## GOAL
Say how many lines contain "textem", using only the number.

## DATA TO USE
────────────────────
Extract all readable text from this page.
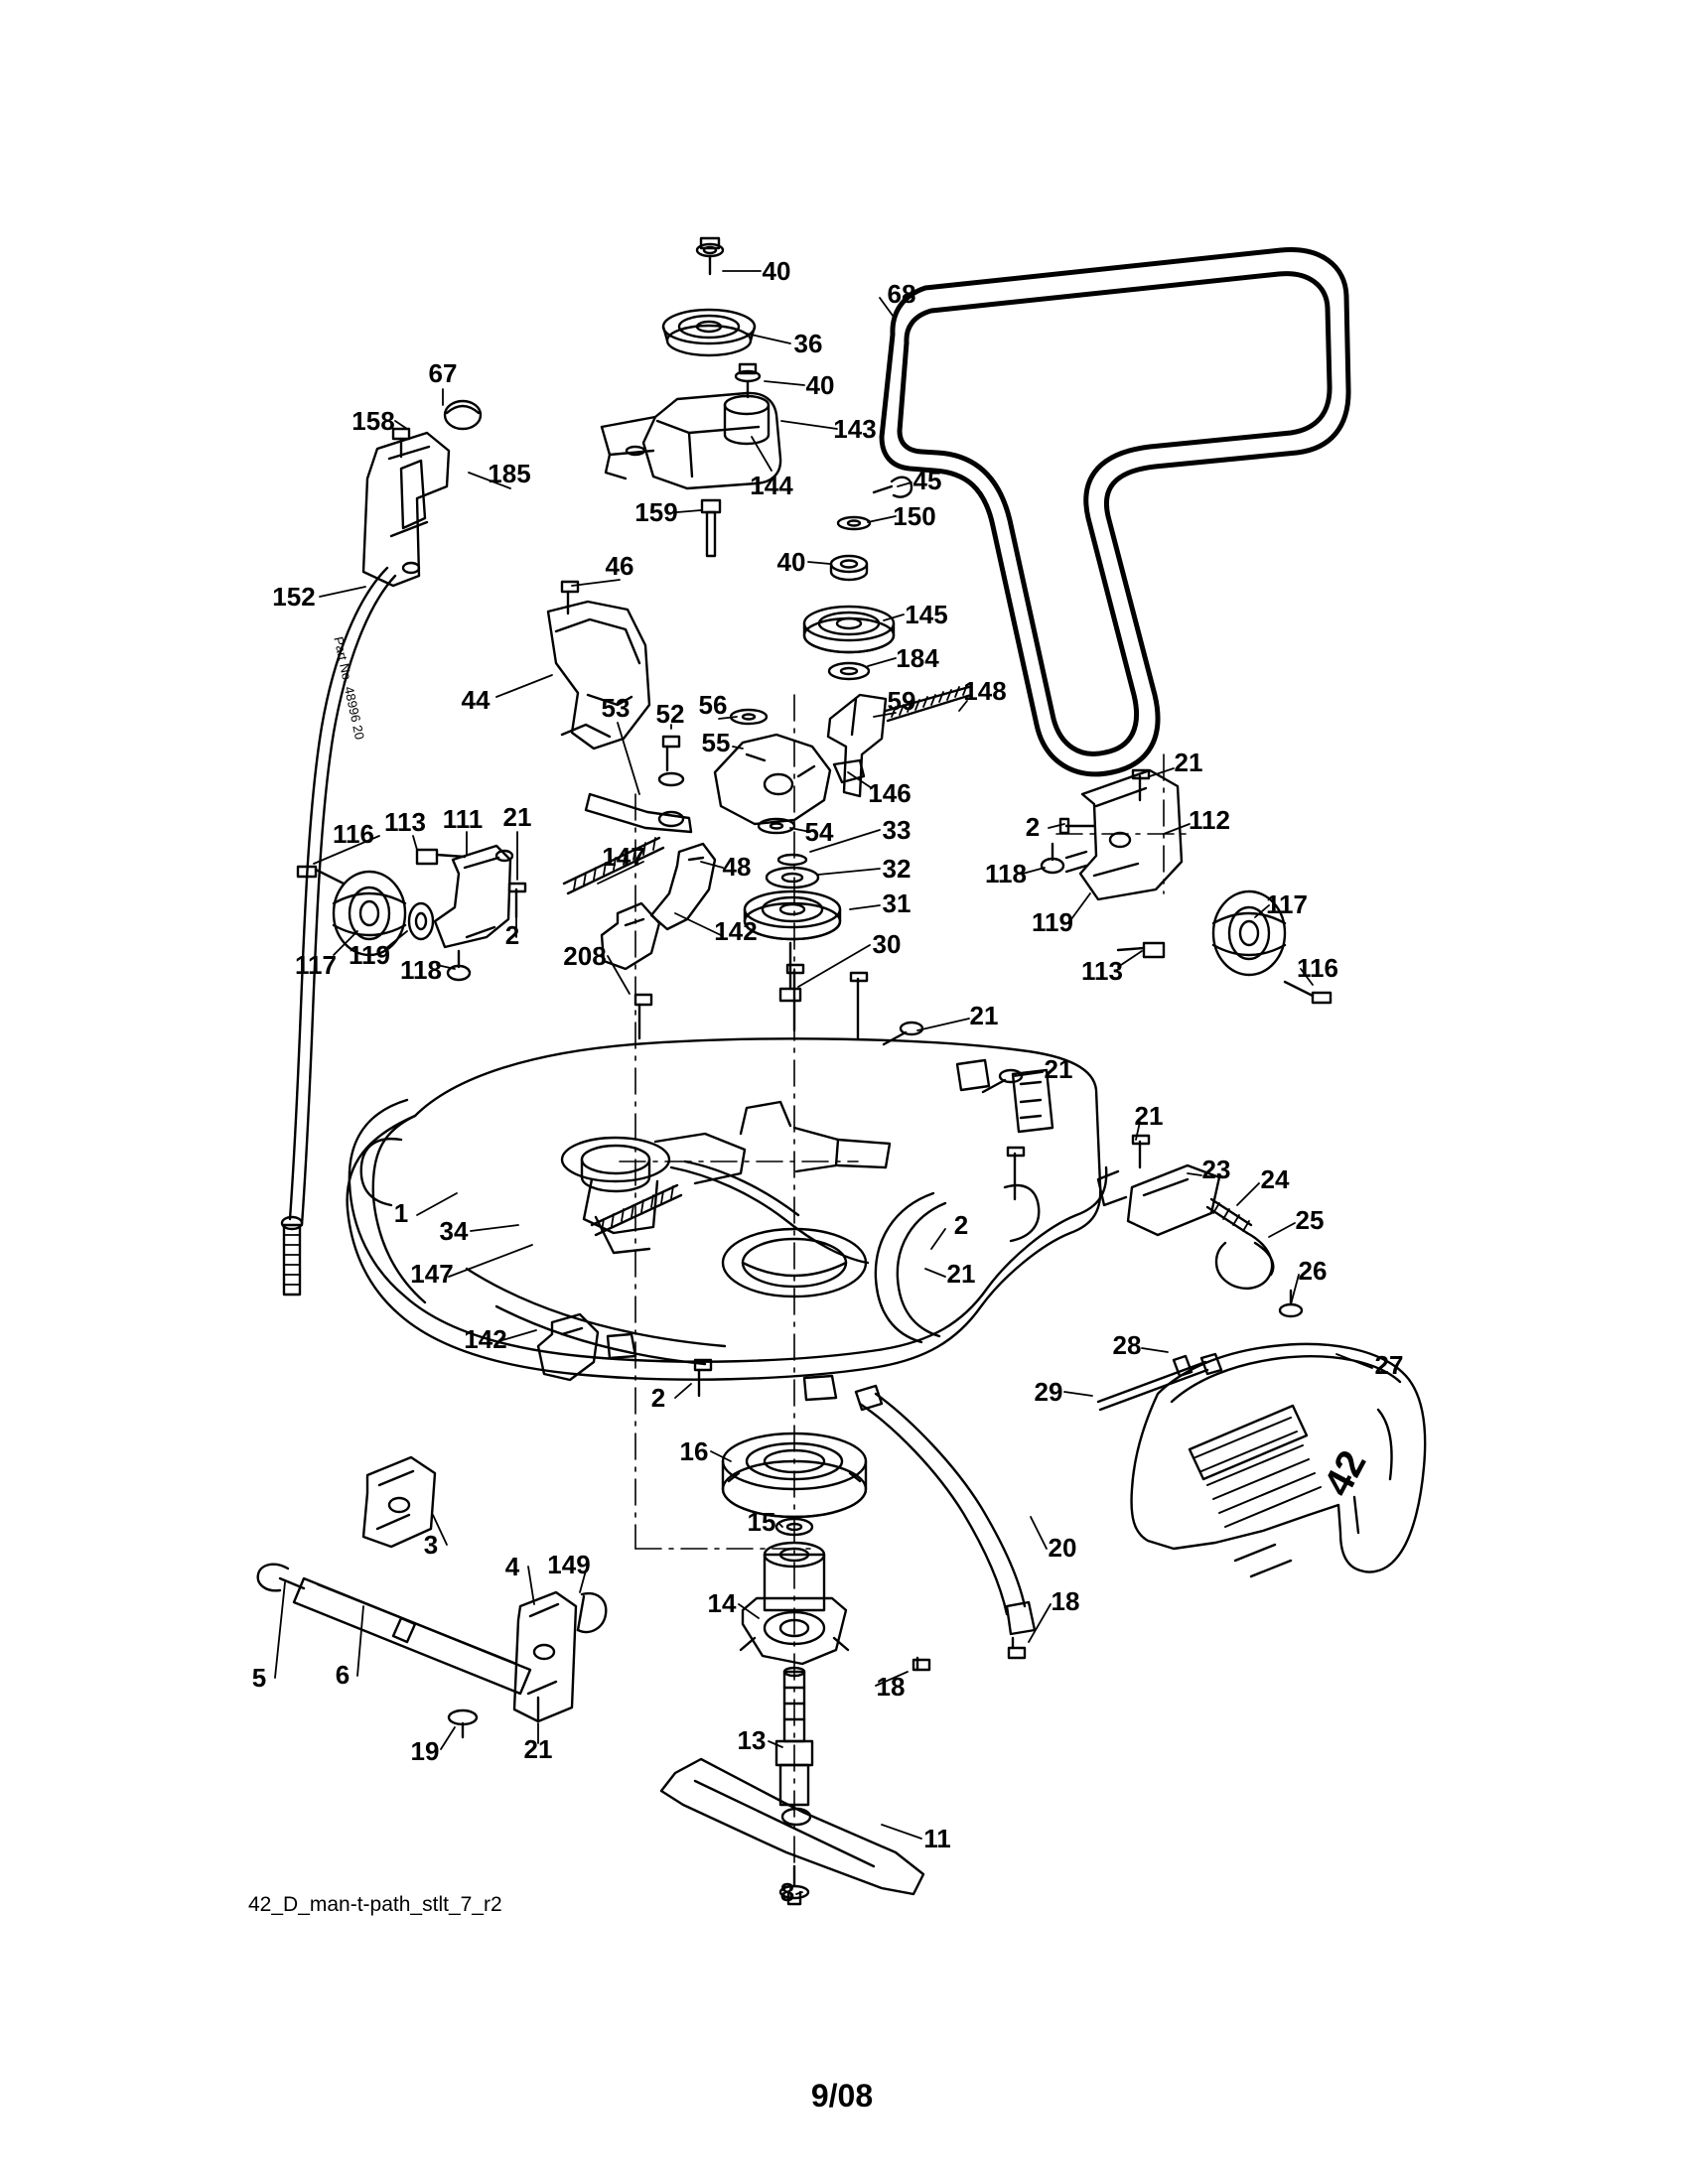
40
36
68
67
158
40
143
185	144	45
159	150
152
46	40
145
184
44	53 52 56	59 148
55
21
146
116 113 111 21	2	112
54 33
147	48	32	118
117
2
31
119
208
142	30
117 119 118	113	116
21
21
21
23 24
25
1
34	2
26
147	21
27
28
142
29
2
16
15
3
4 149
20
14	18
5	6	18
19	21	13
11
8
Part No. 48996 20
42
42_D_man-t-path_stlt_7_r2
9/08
────────────────────
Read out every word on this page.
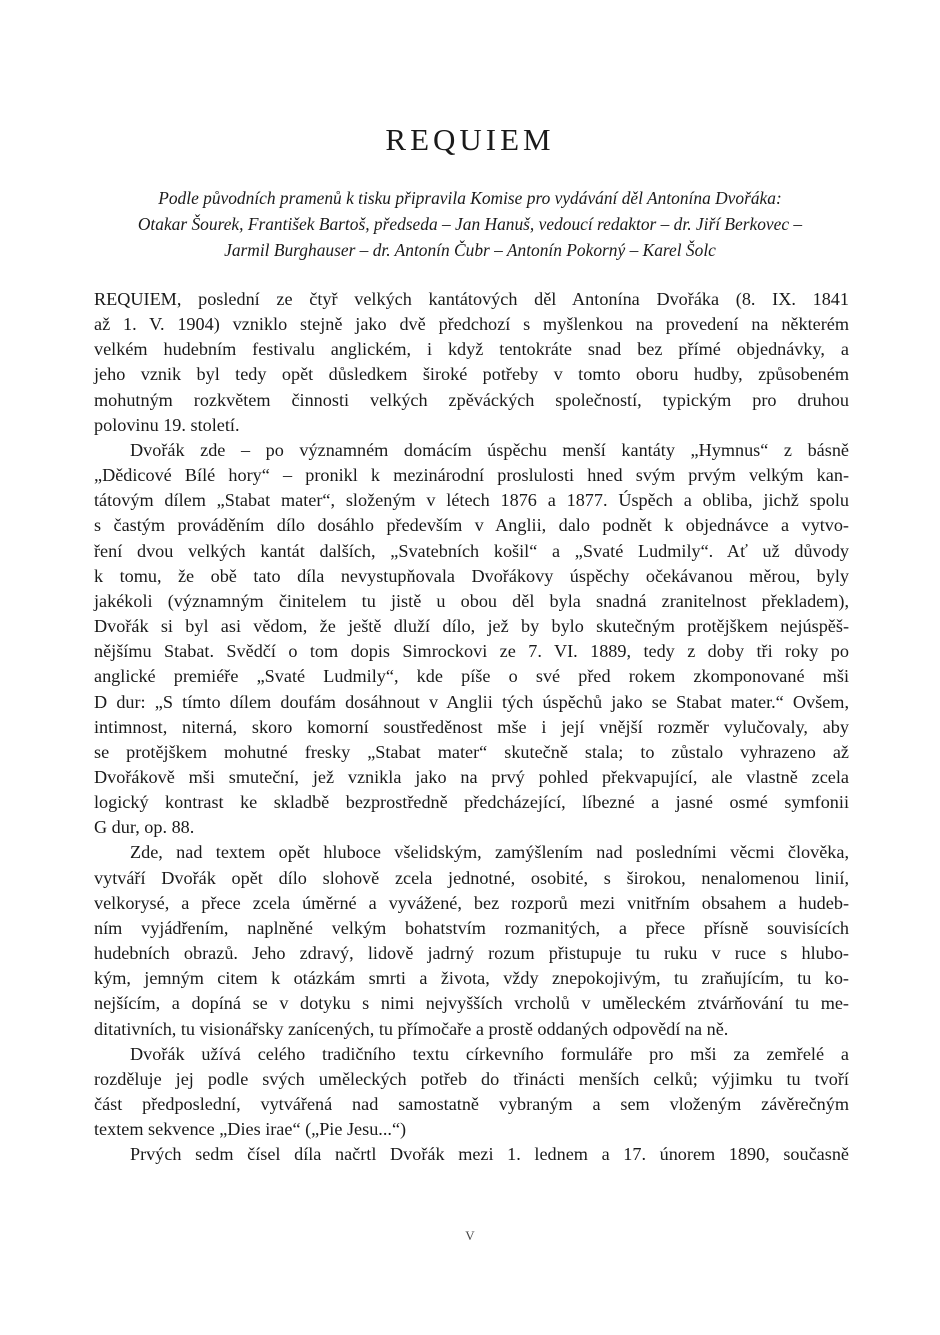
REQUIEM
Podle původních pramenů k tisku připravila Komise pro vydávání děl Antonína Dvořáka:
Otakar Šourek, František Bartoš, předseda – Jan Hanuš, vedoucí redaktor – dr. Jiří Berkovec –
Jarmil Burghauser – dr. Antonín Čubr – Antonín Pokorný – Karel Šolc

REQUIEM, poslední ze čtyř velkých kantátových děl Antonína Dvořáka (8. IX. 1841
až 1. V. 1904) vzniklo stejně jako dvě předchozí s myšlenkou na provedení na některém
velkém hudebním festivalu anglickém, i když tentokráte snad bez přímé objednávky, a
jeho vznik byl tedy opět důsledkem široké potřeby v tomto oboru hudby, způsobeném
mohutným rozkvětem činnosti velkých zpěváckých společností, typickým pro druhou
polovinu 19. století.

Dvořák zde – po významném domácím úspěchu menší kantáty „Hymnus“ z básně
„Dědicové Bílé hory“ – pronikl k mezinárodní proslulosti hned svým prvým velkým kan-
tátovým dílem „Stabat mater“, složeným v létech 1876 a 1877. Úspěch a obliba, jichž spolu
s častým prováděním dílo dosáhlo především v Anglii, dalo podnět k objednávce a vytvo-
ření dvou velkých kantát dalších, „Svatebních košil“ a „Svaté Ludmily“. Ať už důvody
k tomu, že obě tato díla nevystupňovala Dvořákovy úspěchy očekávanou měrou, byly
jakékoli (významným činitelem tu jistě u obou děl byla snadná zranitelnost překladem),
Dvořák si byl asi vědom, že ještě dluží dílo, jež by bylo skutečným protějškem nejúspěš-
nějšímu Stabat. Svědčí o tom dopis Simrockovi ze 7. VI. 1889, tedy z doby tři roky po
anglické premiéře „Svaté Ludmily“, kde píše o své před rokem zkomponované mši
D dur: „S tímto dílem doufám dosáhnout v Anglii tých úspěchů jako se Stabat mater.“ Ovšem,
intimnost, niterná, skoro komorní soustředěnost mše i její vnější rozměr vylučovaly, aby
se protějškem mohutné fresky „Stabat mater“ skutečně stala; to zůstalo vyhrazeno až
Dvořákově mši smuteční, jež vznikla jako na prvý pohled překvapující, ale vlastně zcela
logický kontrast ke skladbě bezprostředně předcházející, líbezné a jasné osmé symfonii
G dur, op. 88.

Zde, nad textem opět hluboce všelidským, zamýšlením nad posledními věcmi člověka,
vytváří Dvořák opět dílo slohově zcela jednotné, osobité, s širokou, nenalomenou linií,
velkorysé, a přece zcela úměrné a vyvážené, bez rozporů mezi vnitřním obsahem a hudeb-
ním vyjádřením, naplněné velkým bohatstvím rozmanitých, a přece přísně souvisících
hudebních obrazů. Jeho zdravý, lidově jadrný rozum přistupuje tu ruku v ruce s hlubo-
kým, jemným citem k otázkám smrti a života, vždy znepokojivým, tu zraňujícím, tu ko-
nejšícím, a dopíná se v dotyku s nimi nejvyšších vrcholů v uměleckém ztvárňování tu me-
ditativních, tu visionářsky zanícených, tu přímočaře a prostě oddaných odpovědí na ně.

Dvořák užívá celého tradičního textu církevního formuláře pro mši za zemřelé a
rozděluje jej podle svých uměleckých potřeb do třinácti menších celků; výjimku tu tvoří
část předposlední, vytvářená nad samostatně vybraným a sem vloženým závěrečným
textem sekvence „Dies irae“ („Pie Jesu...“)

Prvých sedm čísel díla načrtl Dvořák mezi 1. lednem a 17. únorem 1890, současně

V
────────────────────
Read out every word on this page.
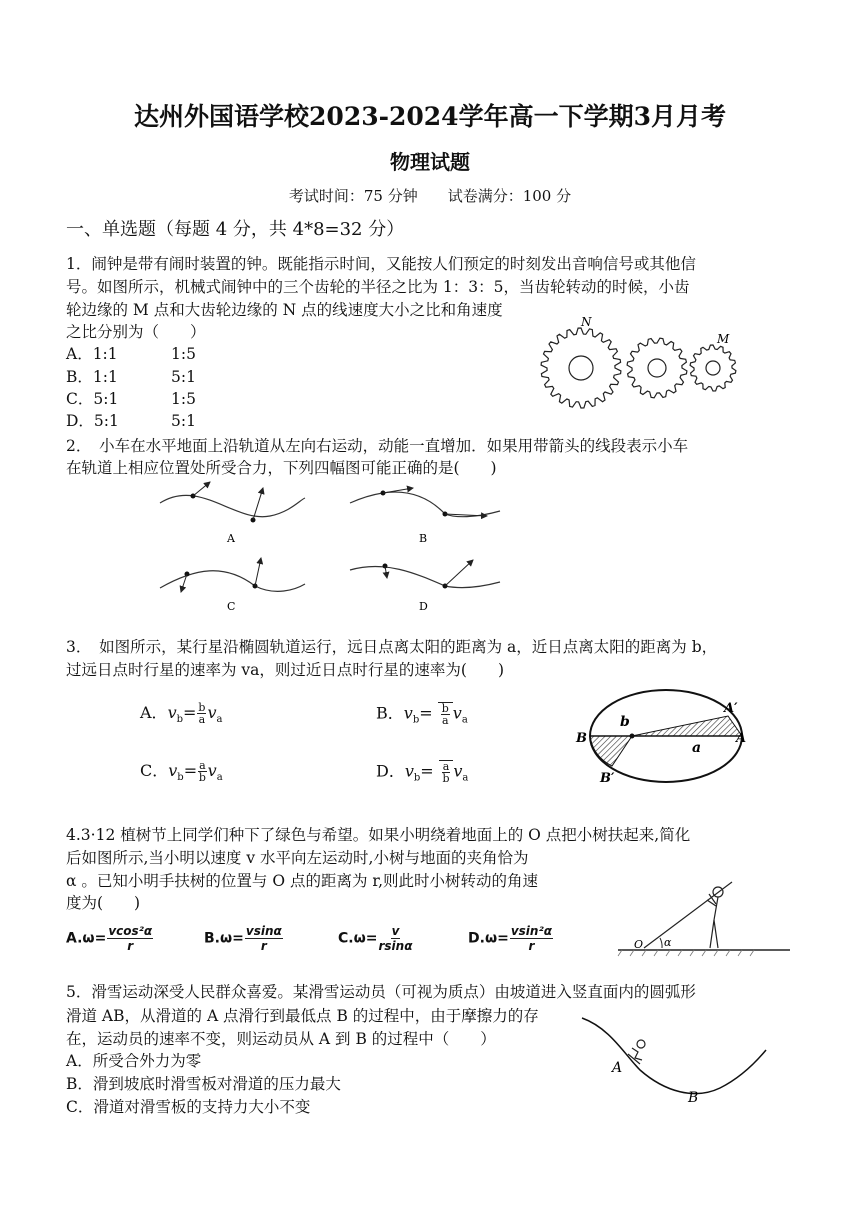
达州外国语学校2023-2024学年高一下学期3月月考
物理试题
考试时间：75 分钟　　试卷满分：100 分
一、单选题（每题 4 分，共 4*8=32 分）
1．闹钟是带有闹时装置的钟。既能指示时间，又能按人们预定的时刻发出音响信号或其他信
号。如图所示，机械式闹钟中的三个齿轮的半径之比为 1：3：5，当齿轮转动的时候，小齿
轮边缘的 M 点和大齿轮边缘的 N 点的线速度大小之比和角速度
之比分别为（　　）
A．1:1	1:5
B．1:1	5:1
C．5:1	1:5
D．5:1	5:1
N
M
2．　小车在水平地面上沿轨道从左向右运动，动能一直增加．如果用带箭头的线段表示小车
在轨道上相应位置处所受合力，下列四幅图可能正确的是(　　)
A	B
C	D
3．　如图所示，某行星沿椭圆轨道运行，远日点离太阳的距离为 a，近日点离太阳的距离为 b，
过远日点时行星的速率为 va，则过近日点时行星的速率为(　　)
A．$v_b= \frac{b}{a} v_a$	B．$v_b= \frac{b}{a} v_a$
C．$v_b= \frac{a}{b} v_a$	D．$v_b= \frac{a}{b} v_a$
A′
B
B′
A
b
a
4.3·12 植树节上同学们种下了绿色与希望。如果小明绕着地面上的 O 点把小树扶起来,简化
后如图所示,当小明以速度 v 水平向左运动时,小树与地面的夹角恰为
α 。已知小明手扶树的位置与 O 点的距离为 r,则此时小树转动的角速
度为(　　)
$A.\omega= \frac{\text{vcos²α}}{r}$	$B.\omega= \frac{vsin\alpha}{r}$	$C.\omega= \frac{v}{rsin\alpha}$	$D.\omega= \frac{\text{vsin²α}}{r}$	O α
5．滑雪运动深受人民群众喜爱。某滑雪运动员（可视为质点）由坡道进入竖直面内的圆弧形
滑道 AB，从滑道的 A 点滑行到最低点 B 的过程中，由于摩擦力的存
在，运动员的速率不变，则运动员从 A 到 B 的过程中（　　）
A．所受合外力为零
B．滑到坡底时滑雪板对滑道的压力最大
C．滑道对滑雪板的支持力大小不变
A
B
────────────────────
## COMPLETE ANSWER
2